##### DATA PROVIDED

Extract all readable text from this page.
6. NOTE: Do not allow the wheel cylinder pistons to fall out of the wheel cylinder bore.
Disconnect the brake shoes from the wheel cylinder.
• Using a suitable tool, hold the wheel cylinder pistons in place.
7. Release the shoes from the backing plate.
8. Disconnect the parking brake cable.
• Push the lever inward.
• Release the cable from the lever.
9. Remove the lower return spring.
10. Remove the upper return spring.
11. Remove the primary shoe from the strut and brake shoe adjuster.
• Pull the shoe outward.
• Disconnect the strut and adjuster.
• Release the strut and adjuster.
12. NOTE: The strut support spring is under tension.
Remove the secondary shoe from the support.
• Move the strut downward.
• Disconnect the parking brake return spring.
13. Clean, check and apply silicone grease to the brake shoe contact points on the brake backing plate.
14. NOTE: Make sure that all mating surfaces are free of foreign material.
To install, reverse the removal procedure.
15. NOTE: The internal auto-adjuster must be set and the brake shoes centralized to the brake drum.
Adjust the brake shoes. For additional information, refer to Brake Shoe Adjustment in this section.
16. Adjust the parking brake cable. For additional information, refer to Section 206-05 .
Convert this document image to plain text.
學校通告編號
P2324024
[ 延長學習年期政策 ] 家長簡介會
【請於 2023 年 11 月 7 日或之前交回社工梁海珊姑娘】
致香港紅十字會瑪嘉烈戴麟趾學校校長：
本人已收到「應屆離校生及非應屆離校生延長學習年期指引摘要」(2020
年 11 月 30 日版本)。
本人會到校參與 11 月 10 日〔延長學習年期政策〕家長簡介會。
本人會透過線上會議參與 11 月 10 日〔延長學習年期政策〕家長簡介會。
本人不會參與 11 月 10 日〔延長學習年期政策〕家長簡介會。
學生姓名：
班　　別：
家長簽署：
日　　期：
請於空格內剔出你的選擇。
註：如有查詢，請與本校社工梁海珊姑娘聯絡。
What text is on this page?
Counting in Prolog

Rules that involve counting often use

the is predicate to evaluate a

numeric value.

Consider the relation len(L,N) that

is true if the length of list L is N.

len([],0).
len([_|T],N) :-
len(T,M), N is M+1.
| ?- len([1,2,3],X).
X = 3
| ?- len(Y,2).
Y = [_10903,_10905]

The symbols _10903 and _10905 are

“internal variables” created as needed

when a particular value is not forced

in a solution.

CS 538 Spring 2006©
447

##########

* BRIEF: Output the full listing without altering anything.

* SOLUTION TO THIS TASK:
Extract all readable text from this page.
6. NOTE: Do not allow the wheel cylinder pistons to fall out of the wheel cylinder bore.
Disconnect the brake shoes from the wheel cylinder.
• Using a suitable tool, hold the wheel cylinder pistons in place.
7. Release the shoes from the backing plate.
8. Disconnect the parking brake cable.
• Push the lever inward.
• Release the cable from the lever.
9. Remove the lower return spring.
10. Remove the upper return spring.
11. Remove the primary shoe from the strut and brake shoe adjuster.
• Pull the shoe outward.
• Disconnect the strut and adjuster.
• Release the strut and adjuster.
12. NOTE: The strut support spring is under tension.
Remove the secondary shoe from the support.
• Move the strut downward.
• Disconnect the parking brake return spring.
13. Clean, check and apply silicone grease to the brake shoe contact points on the brake backing plate.
14. NOTE: Make sure that all mating surfaces are free of foreign material.
To install, reverse the removal procedure.
15. NOTE: The internal auto-adjuster must be set and the brake shoes centralized to the brake drum.
Adjust the brake shoes. For additional information, refer to Brake Shoe Adjustment in this section.
16. Adjust the parking brake cable. For additional information, refer to Section 206-05 .
Convert this document image to plain text.
學校通告編號
P2324024
[ 延長學習年期政策 ] 家長簡介會
【請於 2023 年 11 月 7 日或之前交回社工梁海珊姑娘】
致香港紅十字會瑪嘉烈戴麟趾學校校長：
本人已收到「應屆離校生及非應屆離校生延長學習年期指引摘要」(2020
年 11 月 30 日版本)。
本人會到校參與 11 月 10 日〔延長學習年期政策〕家長簡介會。
本人會透過線上會議參與 11 月 10 日〔延長學習年期政策〕家長簡介會。
本人不會參與 11 月 10 日〔延長學習年期政策〕家長簡介會。
學生姓名：
班　　別：
家長簽署：
日　　期：
請於空格內剔出你的選擇。
註：如有查詢，請與本校社工梁海珊姑娘聯絡。
What text is on this page?
Counting in Prolog

Rules that involve counting often use

the is predicate to evaluate a

numeric value.

Consider the relation len(L,N) that

is true if the length of list L is N.

len([],0).
len([_|T],N) :-
len(T,M), N is M+1.
| ?- len([1,2,3],X).
X = 3
| ?- len(Y,2).
Y = [_10903,_10905]

The symbols _10903 and _10905 are

“internal variables” created as needed

when a particular value is not forced

in a solution.

CS 538 Spring 2006©
447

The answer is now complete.